**PROVIDED DATA:**
::::
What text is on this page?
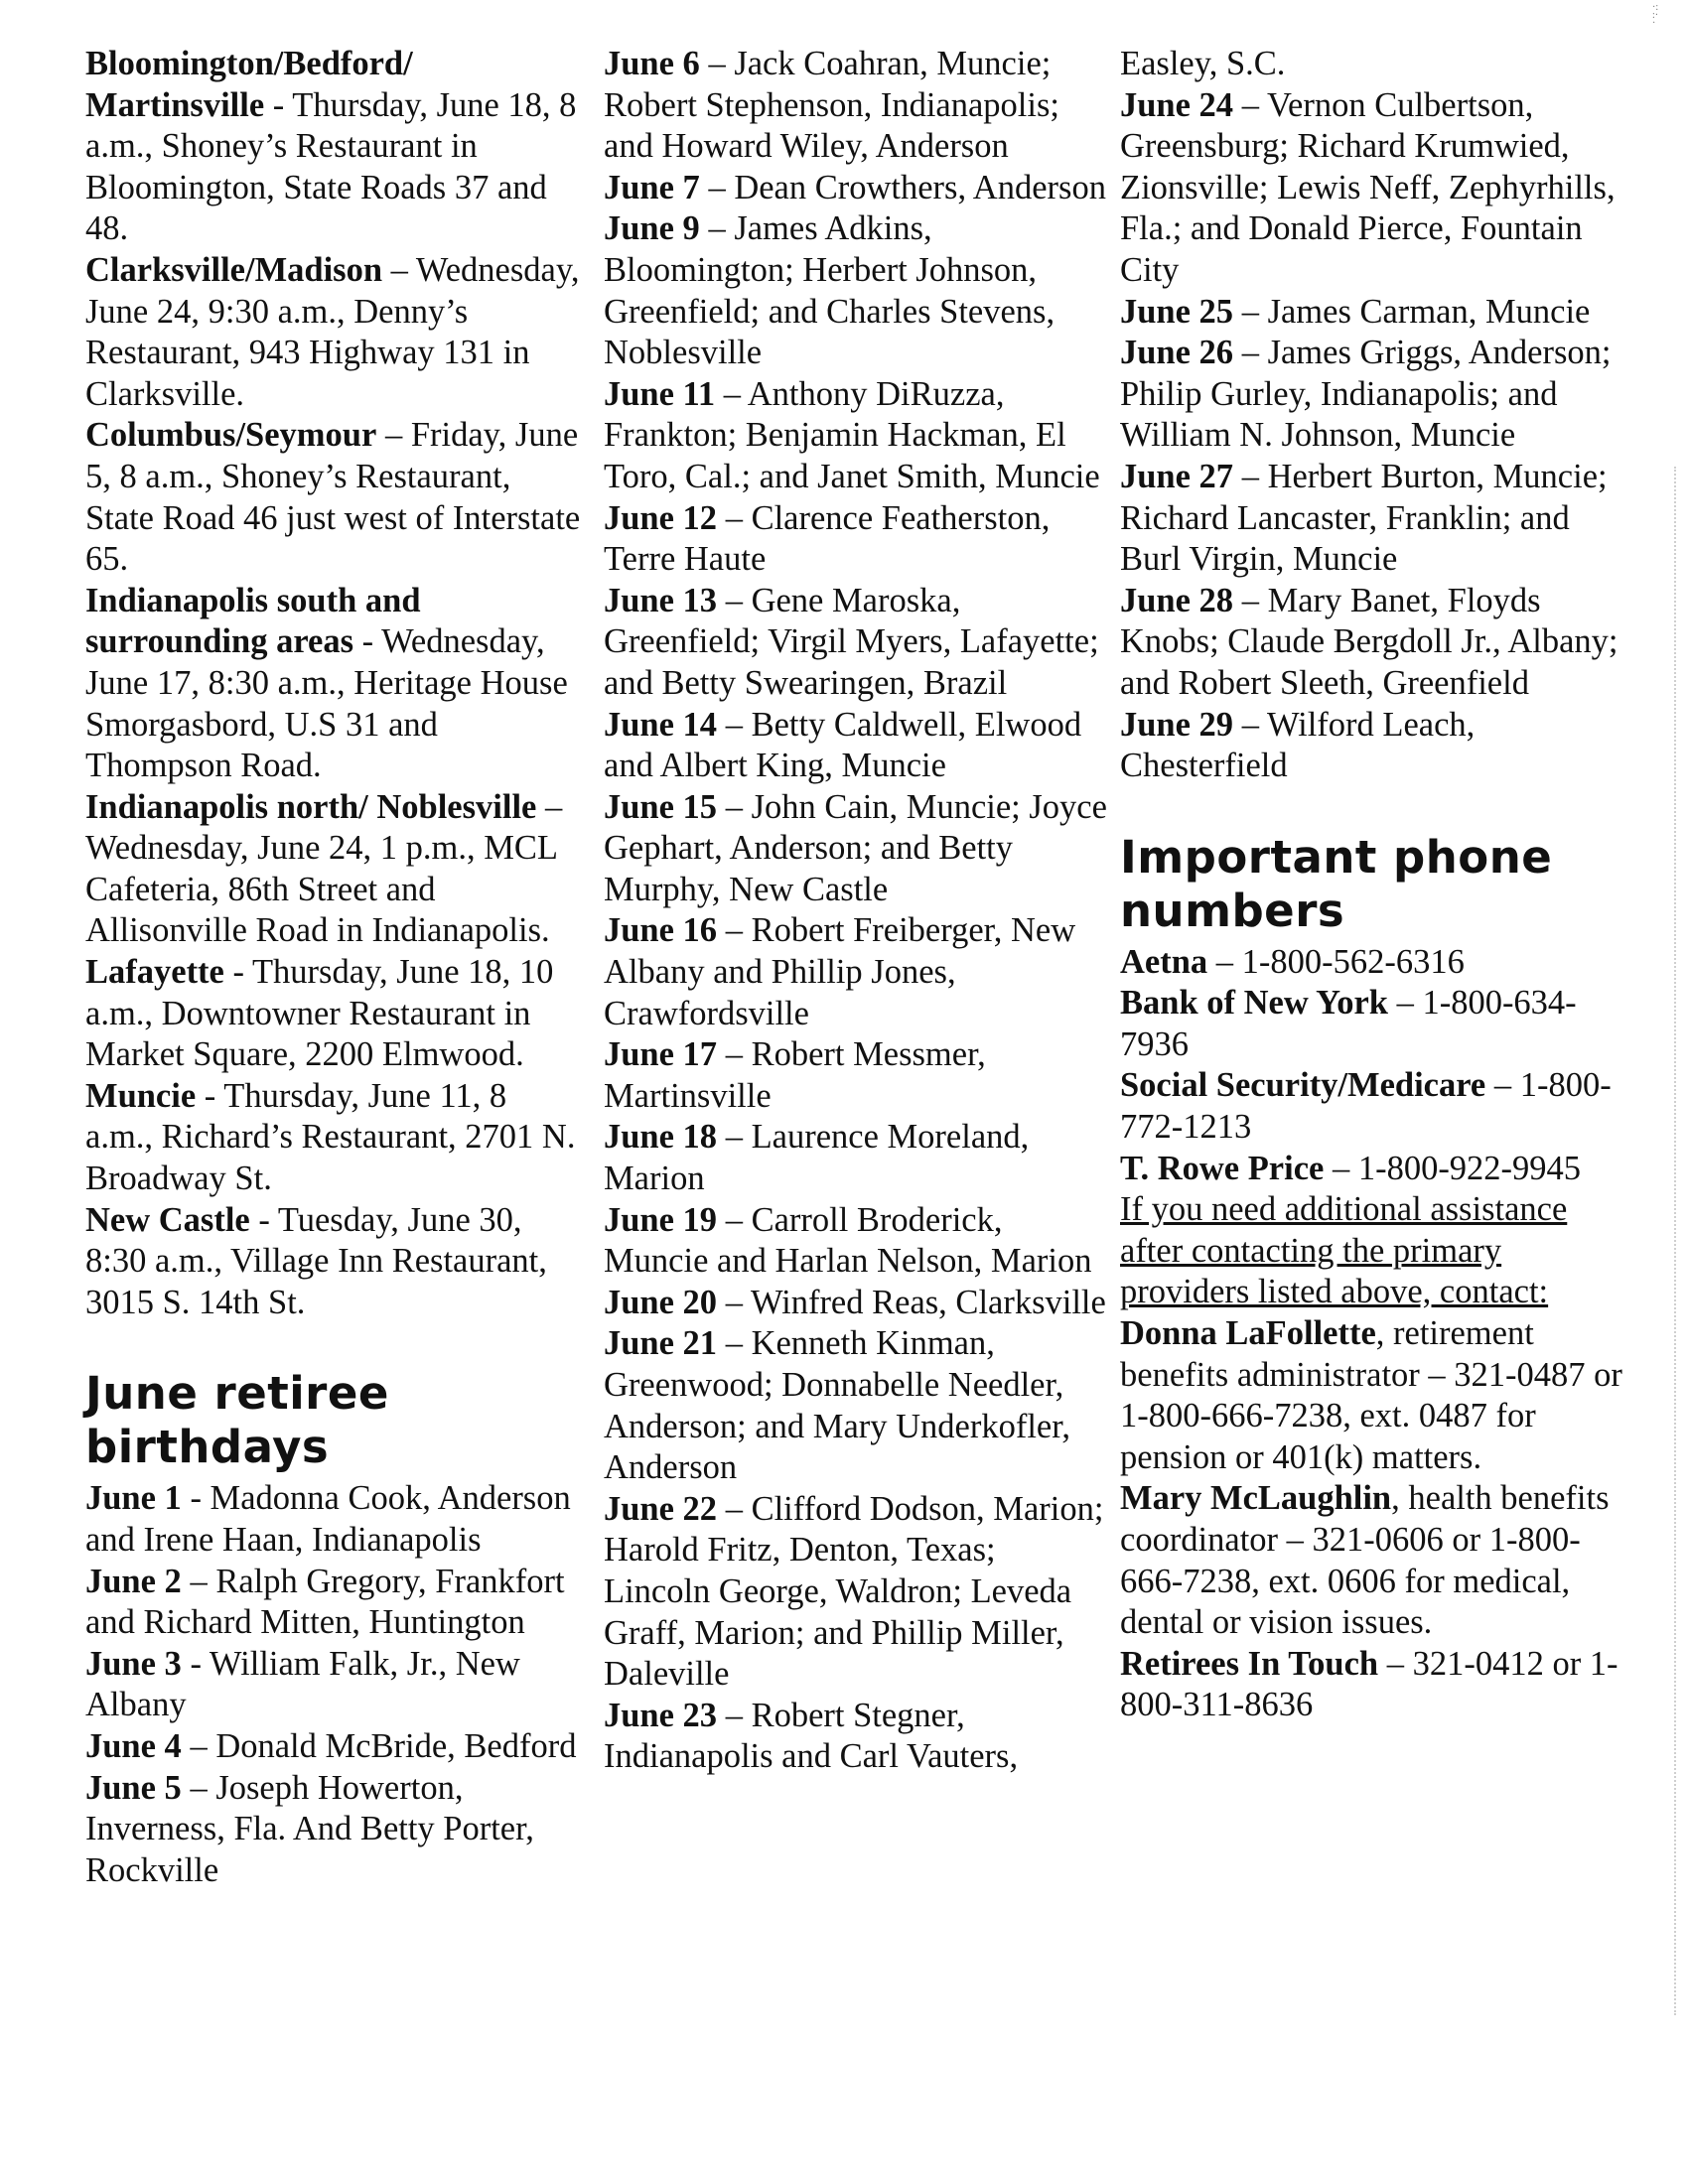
·:
:·
·

Bloomington/Bedford/ Martinsville - Thursday, June 18, 8 a.m., Shoney’s Restaurant in Bloomington, State Roads 37 and 48.

Clarksville/Madison – Wednesday, June 24, 9:30 a.m., Denny’s Restaurant, 943 Highway 131 in Clarksville.

Columbus/Seymour – Friday, June 5, 8 a.m., Shoney’s Restaurant, State Road 46 just west of Interstate 65.

Indianapolis south and surrounding areas - Wednesday, June 17, 8:30 a.m., Heritage House Smorgasbord, U.S 31 and Thompson Road.

Indianapolis north/ Noblesville – Wednesday, June 24, 1 p.m., MCL Cafeteria, 86th Street and Allisonville Road in Indianapolis.

Lafayette - Thursday, June 18, 10 a.m., Downtowner Restaurant in Market Square, 2200 Elmwood.

Muncie - Thursday, June 11, 8 a.m., Richard’s Restaurant, 2701 N. Broadway St.

New Castle - Tuesday, June 30, 8:30 a.m., Village Inn Restaurant, 3015 S. 14th St.

June retiree birthdays

June 1 - Madonna Cook, Anderson and Irene Haan, Indianapolis

June 2 – Ralph Gregory, Frankfort and Richard Mitten, Huntington

June 3 - William Falk, Jr., New Albany

June 4 – Donald McBride, Bedford

June 5 – Joseph Howerton, Inverness, Fla. And Betty Porter, Rockville

June 6 – Jack Coahran, Muncie; Robert Stephenson, Indianapolis; and Howard Wiley, Anderson

June 7 – Dean Crowthers, Anderson

June 9 – James Adkins, Bloomington; Herbert Johnson, Greenfield; and Charles Stevens, Noblesville

June 11 – Anthony DiRuzza, Frankton; Benjamin Hackman, El Toro, Cal.; and Janet Smith, Muncie

June 12 – Clarence Featherston, Terre Haute

June 13 – Gene Maroska, Greenfield; Virgil Myers, Lafayette; and Betty Swearingen, Brazil

June 14 – Betty Caldwell, Elwood and Albert King, Muncie

June 15 – John Cain, Muncie; Joyce Gephart, Anderson; and Betty Murphy, New Castle

June 16 – Robert Freiberger, New Albany and Phillip Jones, Crawfordsville

June 17 – Robert Messmer, Martinsville

June 18 – Laurence Moreland, Marion

June 19 – Carroll Broderick, Muncie and Harlan Nelson, Marion

June 20 – Winfred Reas, Clarksville

June 21 – Kenneth Kinman, Greenwood; Donnabelle Needler, Anderson; and Mary Underkofler, Anderson

June 22 – Clifford Dodson, Marion; Harold Fritz, Denton, Texas; Lincoln George, Waldron; Leveda Graff, Marion; and Phillip Miller, Daleville

June 23 – Robert Stegner, Indianapolis and Carl Vauters,

Easley, S.C.

June 24 – Vernon Culbertson, Greensburg; Richard Krumwied, Zionsville; Lewis Neff, Zephyrhills, Fla.; and Donald Pierce, Fountain City

June 25 – James Carman, Muncie

June 26 – James Griggs, Anderson; Philip Gurley, Indianapolis; and William N. Johnson, Muncie

June 27 – Herbert Burton, Muncie; Richard Lancaster, Franklin; and Burl Virgin, Muncie

June 28 – Mary Banet, Floyds Knobs; Claude Bergdoll Jr., Albany; and Robert Sleeth, Greenfield

June 29 – Wilford Leach, Chesterfield

Important phone numbers

Aetna – 1-800-562-6316

Bank of New York – 1-800-634-7936

Social Security/Medicare – 1-800-772-1213

T. Rowe Price – 1-800-922-9945

If you need additional assistance after contacting the primary providers listed above, contact:

Donna LaFollette, retirement benefits administrator – 321-0487 or 1-800-666-7238, ext. 0487 for pension or 401(k) matters.

Mary McLaughlin, health benefits coordinator – 321-0606 or 1-800-666-7238, ext. 0606 for medical, dental or vision issues.

Retirees In Touch – 321-0412 or 1-800-311-8636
::::
Could you write out the records exactly while omitting every picture?

What text is on this page?
·:
:·
·

Bloomington/Bedford/ Martinsville - Thursday, June 18, 8 a.m., Shoney’s Restaurant in Bloomington, State Roads 37 and 48.

Clarksville/Madison – Wednesday, June 24, 9:30 a.m., Denny’s Restaurant, 943 Highway 131 in Clarksville.

Columbus/Seymour – Friday, June 5, 8 a.m., Shoney’s Restaurant, State Road 46 just west of Interstate 65.

Indianapolis south and surrounding areas - Wednesday, June 17, 8:30 a.m., Heritage House Smorgasbord, U.S 31 and Thompson Road.

Indianapolis north/ Noblesville – Wednesday, June 24, 1 p.m., MCL Cafeteria, 86th Street and Allisonville Road in Indianapolis.

Lafayette - Thursday, June 18, 10 a.m., Downtowner Restaurant in Market Square, 2200 Elmwood.

Muncie - Thursday, June 11, 8 a.m., Richard’s Restaurant, 2701 N. Broadway St.

New Castle - Tuesday, June 30, 8:30 a.m., Village Inn Restaurant, 3015 S. 14th St.

June retiree birthdays

June 1 - Madonna Cook, Anderson and Irene Haan, Indianapolis

June 2 – Ralph Gregory, Frankfort and Richard Mitten, Huntington

June 3 - William Falk, Jr., New Albany

June 4 – Donald McBride, Bedford

June 5 – Joseph Howerton, Inverness, Fla. And Betty Porter, Rockville

June 6 – Jack Coahran, Muncie; Robert Stephenson, Indianapolis; and Howard Wiley, Anderson

June 7 – Dean Crowthers, Anderson

June 9 – James Adkins, Bloomington; Herbert Johnson, Greenfield; and Charles Stevens, Noblesville

June 11 – Anthony DiRuzza, Frankton; Benjamin Hackman, El Toro, Cal.; and Janet Smith, Muncie

June 12 – Clarence Featherston, Terre Haute

June 13 – Gene Maroska, Greenfield; Virgil Myers, Lafayette; and Betty Swearingen, Brazil

June 14 – Betty Caldwell, Elwood and Albert King, Muncie

June 15 – John Cain, Muncie; Joyce Gephart, Anderson; and Betty Murphy, New Castle

June 16 – Robert Freiberger, New Albany and Phillip Jones, Crawfordsville

June 17 – Robert Messmer, Martinsville

June 18 – Laurence Moreland, Marion

June 19 – Carroll Broderick, Muncie and Harlan Nelson, Marion

June 20 – Winfred Reas, Clarksville

June 21 – Kenneth Kinman, Greenwood; Donnabelle Needler, Anderson; and Mary Underkofler, Anderson

June 22 – Clifford Dodson, Marion; Harold Fritz, Denton, Texas; Lincoln George, Waldron; Leveda Graff, Marion; and Phillip Miller, Daleville

June 23 – Robert Stegner, Indianapolis and Carl Vauters,

Easley, S.C.

June 24 – Vernon Culbertson, Greensburg; Richard Krumwied, Zionsville; Lewis Neff, Zephyrhills, Fla.; and Donald Pierce, Fountain City

June 25 – James Carman, Muncie

June 26 – James Griggs, Anderson; Philip Gurley, Indianapolis; and William N. Johnson, Muncie

June 27 – Herbert Burton, Muncie; Richard Lancaster, Franklin; and Burl Virgin, Muncie

June 28 – Mary Banet, Floyds Knobs; Claude Bergdoll Jr., Albany; and Robert Sleeth, Greenfield

June 29 – Wilford Leach, Chesterfield

Important phone numbers

Aetna – 1-800-562-6316

Bank of New York – 1-800-634-7936

Social Security/Medicare – 1-800-772-1213

T. Rowe Price – 1-800-922-9945

If you need additional assistance after contacting the primary providers listed above, contact:

Donna LaFollette, retirement benefits administrator – 321-0487 or 1-800-666-7238, ext. 0487 for pension or 401(k) matters.

Mary McLaughlin, health benefits coordinator – 321-0606 or 1-800-666-7238, ext. 0606 for medical, dental or vision issues.

Retirees In Touch – 321-0412 or 1-800-311-8636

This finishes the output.